> _Objetivo 1_
Atualize os registros do início até a linha que contém "byline-author: By LEE", inclusive, e reproduza somente essas linhas com "NOVEMBER 9, 1983" substituído por "NOVEMBER 10, 1983", sem mudar mais nada.

> _Trecho do documento_
= = = = = = =
Várias soluções de equipamentos e sistemas de distribuição são ofertadas no mercado agrícola e algumas delas propõem-se a garantir a qualidade da dosagem e da distribuição dos fertilizantes com facilidade e segurança na calibração das faixas de aplicação. Com o objetivo de avaliar a qualidade de distribuição com algumas formulações comumente aplicadas no campo entre fertilizantes e corretivos, a Fundação Mato Grosso realizou ensaios com diferentes faixas de aplicação e dosagens, dos sistemas de aplicação das adubadoras Uniport 5030 NPK e Tellus 10.000 NPK, da empresa Máquinas Agrícolas Jacto S.A.

Calibração do distribuidor para aplicação de fertilizantes granulados
Calibração do distribuidor para aplicação de fertilizantes granulados

AVALIAÇÕES DE CAMPO

As avaliações dos fertilizantes monofosfato de amônio (MAP), superfosfato simples (SFS) e cloreto de potássio (KCl), e do corretivo calcário, foram realizadas no município de Rondonópolis (MT). Para cada fertilizante/corretivo, foram testadas diferentes larguras de faixa de aplicação e doses do produto.

Para o procedimento de regulagem da faixa desejada nesse equipamento, foram utilizadas as configurações de ponto de queda no disco obtidas pelo sistema SmartSet, da Jacto, para cada fertilizante e cada largura de faixa de aplicação. Após a obtenção destas informações, foi realizado o método de verificação rápida da qualidade de distribuição proposto pela Jacto para seus distribuidores. O método consiste em após regular o ponto de queda no disco, realizar uma aplicação com sobreposição (ida e volta) e coletar uma amostra do conteúdo aplicado com apenas quatro bandejas alocadas ao longo de metade da largura de faixa desejada. O conteúdo das bandejas é coletado em provetas para verificar a uniformidade entre elas. Caso haja diferença de volumes entre as provetas, é possível fazer um ajuste fino no ponto de queda no disco informando os valores indicados nas provetas no display do equipamento.
= = = = = = =
> _Registros listados_
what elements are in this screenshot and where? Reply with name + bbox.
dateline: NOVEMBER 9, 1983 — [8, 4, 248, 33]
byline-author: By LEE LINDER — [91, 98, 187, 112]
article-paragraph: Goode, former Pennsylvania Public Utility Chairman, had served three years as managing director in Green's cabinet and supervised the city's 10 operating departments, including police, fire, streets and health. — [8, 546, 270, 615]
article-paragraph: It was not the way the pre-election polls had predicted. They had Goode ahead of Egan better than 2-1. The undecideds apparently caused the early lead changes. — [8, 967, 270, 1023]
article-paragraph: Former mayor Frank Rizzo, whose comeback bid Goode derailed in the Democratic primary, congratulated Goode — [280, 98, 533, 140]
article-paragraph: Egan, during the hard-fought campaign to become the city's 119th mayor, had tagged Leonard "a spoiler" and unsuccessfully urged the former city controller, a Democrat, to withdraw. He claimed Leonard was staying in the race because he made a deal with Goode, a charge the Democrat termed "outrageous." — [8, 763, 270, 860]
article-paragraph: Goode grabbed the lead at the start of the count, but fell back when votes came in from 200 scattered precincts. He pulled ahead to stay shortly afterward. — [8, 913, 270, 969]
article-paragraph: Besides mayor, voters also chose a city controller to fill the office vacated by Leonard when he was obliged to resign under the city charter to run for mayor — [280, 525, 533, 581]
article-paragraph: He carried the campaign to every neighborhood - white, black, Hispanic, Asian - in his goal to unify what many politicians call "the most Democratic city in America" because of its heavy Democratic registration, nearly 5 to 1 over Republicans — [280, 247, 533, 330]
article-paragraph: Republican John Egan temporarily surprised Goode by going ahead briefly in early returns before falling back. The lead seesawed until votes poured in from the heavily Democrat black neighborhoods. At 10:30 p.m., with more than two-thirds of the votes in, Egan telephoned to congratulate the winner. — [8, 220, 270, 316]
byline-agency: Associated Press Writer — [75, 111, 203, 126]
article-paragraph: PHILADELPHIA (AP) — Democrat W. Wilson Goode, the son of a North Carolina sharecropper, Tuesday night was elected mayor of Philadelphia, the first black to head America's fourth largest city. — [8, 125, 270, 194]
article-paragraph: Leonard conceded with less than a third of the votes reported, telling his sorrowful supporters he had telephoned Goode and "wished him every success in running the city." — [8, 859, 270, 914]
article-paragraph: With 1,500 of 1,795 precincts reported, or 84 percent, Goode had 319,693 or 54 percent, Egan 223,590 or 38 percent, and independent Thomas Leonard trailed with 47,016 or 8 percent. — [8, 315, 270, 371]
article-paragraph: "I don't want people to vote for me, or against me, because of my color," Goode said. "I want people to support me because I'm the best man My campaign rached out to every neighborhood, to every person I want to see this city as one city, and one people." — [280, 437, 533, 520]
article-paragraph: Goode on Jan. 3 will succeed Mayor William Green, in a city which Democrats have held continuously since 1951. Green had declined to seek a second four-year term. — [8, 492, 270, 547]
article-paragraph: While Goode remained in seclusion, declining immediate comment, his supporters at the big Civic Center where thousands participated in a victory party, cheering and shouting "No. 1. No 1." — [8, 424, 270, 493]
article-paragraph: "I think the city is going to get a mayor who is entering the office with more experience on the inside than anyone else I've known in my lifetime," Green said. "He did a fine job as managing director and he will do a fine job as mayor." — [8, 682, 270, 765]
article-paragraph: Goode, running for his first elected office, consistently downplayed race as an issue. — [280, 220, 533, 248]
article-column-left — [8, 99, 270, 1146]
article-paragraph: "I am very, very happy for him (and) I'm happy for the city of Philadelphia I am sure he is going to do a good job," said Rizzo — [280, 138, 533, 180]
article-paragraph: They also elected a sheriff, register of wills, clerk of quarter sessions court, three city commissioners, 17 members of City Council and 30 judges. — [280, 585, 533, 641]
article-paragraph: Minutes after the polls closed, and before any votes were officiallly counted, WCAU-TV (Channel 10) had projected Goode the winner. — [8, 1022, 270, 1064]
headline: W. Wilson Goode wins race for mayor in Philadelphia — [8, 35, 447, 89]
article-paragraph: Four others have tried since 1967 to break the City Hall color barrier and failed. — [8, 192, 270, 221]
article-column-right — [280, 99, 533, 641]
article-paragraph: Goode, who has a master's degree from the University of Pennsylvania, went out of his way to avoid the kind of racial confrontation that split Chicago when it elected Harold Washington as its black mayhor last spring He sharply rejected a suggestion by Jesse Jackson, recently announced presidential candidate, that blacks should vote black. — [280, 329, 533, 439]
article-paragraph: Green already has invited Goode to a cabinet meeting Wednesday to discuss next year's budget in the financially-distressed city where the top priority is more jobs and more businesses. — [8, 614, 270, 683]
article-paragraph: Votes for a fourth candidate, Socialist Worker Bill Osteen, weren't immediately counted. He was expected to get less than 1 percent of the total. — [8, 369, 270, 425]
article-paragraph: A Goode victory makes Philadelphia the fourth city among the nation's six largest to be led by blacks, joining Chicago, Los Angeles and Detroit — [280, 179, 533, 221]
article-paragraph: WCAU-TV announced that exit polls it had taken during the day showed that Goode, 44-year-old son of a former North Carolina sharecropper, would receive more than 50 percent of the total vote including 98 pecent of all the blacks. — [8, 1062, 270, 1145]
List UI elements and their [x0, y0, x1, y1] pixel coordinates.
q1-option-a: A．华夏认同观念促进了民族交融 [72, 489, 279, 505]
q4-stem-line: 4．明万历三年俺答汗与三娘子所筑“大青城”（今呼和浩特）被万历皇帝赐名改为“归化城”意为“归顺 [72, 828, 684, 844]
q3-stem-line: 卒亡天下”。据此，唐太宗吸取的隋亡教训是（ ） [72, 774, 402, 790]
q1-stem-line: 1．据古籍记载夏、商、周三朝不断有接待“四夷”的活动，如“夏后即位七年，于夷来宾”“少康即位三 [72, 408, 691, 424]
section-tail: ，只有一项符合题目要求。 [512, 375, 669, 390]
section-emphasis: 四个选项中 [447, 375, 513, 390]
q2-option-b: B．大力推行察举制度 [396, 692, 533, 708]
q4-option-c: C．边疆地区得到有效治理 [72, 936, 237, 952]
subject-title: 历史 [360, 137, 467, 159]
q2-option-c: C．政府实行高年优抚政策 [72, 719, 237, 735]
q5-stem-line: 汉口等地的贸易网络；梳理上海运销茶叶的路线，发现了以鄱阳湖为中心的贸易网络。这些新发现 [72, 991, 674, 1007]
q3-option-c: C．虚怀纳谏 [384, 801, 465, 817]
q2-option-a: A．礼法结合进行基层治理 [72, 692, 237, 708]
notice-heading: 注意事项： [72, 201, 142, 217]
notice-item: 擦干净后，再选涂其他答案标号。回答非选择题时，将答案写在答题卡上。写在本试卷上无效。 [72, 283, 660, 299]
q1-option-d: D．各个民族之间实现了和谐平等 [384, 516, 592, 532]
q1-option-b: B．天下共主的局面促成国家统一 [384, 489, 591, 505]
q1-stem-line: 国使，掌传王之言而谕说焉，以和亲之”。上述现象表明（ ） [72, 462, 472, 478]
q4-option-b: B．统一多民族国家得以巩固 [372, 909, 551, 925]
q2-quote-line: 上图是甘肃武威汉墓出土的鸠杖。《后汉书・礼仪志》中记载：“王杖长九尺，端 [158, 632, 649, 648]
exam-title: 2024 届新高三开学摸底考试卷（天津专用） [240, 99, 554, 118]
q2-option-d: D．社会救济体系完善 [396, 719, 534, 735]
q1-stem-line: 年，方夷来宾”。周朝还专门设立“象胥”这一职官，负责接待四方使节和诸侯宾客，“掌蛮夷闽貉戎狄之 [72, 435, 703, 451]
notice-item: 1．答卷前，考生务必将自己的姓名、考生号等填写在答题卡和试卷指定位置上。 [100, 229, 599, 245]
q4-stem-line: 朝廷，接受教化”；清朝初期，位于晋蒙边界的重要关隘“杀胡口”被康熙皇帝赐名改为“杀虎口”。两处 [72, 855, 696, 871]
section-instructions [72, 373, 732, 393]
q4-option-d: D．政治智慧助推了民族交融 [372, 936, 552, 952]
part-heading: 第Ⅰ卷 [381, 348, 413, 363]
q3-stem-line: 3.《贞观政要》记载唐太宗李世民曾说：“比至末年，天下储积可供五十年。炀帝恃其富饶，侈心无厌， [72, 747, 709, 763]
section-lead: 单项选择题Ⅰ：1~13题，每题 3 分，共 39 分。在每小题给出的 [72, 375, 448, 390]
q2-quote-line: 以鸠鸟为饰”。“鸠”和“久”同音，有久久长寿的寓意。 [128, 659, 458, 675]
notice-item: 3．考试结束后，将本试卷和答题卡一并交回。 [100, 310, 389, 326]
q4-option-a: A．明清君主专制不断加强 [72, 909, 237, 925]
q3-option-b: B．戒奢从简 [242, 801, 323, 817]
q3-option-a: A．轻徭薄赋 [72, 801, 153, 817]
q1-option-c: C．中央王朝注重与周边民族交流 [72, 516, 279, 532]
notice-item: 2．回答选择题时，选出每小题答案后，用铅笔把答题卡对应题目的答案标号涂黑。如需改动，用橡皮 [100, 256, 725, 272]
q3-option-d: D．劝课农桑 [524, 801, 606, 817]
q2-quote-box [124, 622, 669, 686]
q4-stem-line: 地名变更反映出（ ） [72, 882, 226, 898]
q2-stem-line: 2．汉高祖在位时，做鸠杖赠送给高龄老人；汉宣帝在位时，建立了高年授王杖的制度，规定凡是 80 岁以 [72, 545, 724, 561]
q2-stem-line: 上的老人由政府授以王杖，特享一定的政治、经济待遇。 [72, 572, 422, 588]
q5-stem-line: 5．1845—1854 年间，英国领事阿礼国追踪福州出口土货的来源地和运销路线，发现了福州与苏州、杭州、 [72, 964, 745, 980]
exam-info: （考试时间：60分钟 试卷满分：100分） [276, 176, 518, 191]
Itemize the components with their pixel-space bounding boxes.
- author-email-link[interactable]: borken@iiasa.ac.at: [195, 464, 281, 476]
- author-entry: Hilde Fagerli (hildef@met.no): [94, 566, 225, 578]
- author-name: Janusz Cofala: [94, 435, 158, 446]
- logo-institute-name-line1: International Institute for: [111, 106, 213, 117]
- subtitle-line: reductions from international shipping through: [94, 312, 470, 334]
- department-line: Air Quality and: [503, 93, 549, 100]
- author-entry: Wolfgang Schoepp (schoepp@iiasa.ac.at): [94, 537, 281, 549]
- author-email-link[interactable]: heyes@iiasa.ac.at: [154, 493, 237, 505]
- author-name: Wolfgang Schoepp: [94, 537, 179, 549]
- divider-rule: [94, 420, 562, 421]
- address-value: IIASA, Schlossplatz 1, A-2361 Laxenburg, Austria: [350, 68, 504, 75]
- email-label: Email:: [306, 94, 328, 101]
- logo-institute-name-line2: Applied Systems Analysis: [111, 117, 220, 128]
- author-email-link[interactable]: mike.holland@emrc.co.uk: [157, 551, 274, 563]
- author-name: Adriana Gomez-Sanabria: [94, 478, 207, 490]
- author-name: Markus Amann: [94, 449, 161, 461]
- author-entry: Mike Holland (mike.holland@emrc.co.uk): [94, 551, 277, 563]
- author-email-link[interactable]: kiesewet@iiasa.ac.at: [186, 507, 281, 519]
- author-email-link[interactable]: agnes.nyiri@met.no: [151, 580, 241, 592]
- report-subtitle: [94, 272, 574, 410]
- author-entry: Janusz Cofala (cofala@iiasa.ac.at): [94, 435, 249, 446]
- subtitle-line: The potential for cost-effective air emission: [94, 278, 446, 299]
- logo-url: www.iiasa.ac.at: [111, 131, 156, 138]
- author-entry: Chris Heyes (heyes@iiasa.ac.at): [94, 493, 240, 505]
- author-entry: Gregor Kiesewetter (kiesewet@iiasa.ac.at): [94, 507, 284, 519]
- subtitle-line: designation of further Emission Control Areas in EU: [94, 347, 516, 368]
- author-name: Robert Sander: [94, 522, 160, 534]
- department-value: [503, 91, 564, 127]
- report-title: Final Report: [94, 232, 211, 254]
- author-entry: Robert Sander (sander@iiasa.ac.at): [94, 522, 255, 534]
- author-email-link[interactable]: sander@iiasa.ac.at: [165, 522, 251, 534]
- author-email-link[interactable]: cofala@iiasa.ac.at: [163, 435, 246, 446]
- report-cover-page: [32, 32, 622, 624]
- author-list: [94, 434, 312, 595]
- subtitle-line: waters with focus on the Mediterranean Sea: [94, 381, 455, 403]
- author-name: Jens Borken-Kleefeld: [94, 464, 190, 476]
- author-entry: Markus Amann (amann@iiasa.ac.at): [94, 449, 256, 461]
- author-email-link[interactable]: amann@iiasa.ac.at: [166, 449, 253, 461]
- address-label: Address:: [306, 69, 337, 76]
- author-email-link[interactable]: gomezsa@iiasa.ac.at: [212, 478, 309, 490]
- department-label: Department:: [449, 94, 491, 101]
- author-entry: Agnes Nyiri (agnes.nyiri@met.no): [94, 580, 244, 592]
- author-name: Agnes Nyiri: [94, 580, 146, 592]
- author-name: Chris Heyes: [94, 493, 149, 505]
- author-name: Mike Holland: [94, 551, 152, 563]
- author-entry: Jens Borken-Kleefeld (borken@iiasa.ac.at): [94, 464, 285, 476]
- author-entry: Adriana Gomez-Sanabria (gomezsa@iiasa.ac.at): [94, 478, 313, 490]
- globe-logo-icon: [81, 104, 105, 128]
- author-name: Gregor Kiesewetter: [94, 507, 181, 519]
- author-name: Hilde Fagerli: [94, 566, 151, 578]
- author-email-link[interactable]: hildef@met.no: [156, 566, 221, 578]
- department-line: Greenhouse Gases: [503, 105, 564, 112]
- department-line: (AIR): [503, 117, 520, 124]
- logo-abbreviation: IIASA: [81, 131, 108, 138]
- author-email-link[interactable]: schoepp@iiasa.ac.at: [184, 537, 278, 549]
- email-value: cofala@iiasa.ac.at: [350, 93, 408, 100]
= = = = = = =
> _Objetivo 2_
Segundo o trecho do documento, em que município foram feitas as avaliações dos fertilizantes e do calcário?

> _Resposta 1_
what elements are in this screenshot and where? Reply with name + bbox.
dateline: NOVEMBER 10, 1983 — [8, 4, 248, 33]
byline-author: By LEE LINDER — [91, 98, 187, 112]

> _Resposta 2_
Em Rondonópolis (MT).